■ **THE TASK**: Quote the entries in full, character for character, without their images.

■ **PROVIDED INFORMATION**:
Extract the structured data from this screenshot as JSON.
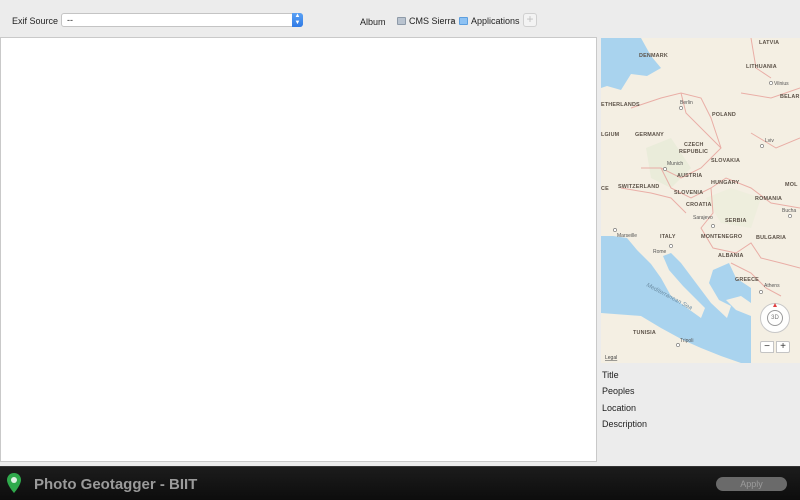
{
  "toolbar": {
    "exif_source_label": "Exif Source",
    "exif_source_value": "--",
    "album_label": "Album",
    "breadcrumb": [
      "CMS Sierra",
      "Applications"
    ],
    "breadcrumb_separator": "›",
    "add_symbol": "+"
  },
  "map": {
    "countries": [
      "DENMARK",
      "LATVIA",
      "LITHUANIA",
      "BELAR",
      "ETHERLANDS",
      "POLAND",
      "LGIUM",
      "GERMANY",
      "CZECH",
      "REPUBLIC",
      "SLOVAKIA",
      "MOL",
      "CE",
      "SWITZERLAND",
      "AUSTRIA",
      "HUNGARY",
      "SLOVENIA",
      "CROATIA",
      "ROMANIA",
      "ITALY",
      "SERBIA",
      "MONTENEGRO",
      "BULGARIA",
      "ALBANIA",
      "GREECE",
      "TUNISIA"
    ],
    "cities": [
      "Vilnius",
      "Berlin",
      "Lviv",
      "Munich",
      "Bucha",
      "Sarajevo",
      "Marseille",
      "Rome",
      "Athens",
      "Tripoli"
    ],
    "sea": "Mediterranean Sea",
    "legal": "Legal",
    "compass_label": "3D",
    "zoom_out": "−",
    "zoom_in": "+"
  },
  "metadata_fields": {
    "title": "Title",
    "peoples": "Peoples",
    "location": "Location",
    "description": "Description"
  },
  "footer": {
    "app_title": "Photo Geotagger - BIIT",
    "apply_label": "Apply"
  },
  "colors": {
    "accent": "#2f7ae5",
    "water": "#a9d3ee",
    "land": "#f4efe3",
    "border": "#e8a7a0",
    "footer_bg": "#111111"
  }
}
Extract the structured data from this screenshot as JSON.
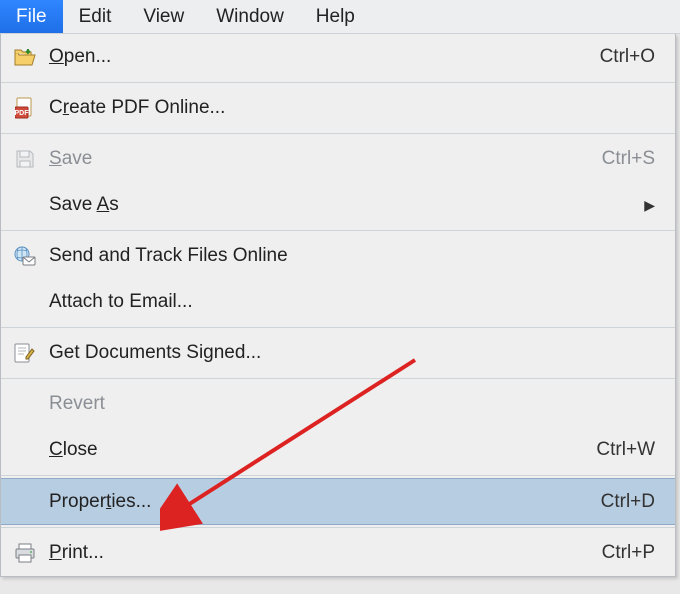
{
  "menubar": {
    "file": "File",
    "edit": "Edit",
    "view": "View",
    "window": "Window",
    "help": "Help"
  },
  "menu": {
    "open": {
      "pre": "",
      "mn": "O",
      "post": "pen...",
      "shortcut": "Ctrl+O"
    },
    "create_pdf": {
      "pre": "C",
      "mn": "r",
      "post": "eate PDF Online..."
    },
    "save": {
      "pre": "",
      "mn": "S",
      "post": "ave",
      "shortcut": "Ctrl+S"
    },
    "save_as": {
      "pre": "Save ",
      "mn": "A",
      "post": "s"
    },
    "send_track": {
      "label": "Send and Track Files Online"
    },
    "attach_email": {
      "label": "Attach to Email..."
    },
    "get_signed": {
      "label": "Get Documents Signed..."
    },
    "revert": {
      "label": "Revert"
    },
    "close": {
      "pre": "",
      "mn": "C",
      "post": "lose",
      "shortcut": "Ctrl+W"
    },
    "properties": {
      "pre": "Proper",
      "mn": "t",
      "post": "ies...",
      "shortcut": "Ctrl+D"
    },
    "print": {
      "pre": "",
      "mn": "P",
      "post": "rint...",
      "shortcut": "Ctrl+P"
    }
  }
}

■ **WRITTEN SOLUTION**:
Extract the structured data from this screenshot as JSON.
{
  "toolbar": {
    "exif_source_label": "Exif Source",
    "exif_source_value": "--",
    "album_label": "Album",
    "breadcrumb": [
      "CMS Sierra",
      "Applications"
    ],
    "breadcrumb_separator": "›",
    "add_symbol": "+"
  },
  "map": {
    "countries": [
      "DENMARK",
      "LATVIA",
      "LITHUANIA",
      "BELAR",
      "ETHERLANDS",
      "POLAND",
      "LGIUM",
      "GERMANY",
      "CZECH",
      "REPUBLIC",
      "SLOVAKIA",
      "MOL",
      "CE",
      "SWITZERLAND",
      "AUSTRIA",
      "HUNGARY",
      "SLOVENIA",
      "CROATIA",
      "ROMANIA",
      "ITALY",
      "SERBIA",
      "MONTENEGRO",
      "BULGARIA",
      "ALBANIA",
      "GREECE",
      "TUNISIA"
    ],
    "cities": [
      "Vilnius",
      "Berlin",
      "Lviv",
      "Munich",
      "Bucha",
      "Sarajevo",
      "Marseille",
      "Rome",
      "Athens",
      "Tripoli"
    ],
    "sea": "Mediterranean Sea",
    "legal": "Legal",
    "compass_label": "3D",
    "zoom_out": "−",
    "zoom_in": "+"
  },
  "metadata_fields": {
    "title": "Title",
    "peoples": "Peoples",
    "location": "Location",
    "description": "Description"
  },
  "footer": {
    "app_title": "Photo Geotagger - BIIT",
    "apply_label": "Apply"
  },
  "colors": {
    "accent": "#2f7ae5",
    "water": "#a9d3ee",
    "land": "#f4efe3",
    "border": "#e8a7a0",
    "footer_bg": "#111111"
  }
}
Extract the structured data from this screenshot as JSON.
{
  "menubar": {
    "file": "File",
    "edit": "Edit",
    "view": "View",
    "window": "Window",
    "help": "Help"
  },
  "menu": {
    "open": {
      "pre": "",
      "mn": "O",
      "post": "pen...",
      "shortcut": "Ctrl+O"
    },
    "create_pdf": {
      "pre": "C",
      "mn": "r",
      "post": "eate PDF Online..."
    },
    "save": {
      "pre": "",
      "mn": "S",
      "post": "ave",
      "shortcut": "Ctrl+S"
    },
    "save_as": {
      "pre": "Save ",
      "mn": "A",
      "post": "s"
    },
    "send_track": {
      "label": "Send and Track Files Online"
    },
    "attach_email": {
      "label": "Attach to Email..."
    },
    "get_signed": {
      "label": "Get Documents Signed..."
    },
    "revert": {
      "label": "Revert"
    },
    "close": {
      "pre": "",
      "mn": "C",
      "post": "lose",
      "shortcut": "Ctrl+W"
    },
    "properties": {
      "pre": "Proper",
      "mn": "t",
      "post": "ies...",
      "shortcut": "Ctrl+D"
    },
    "print": {
      "pre": "",
      "mn": "P",
      "post": "rint...",
      "shortcut": "Ctrl+P"
    }
  }
}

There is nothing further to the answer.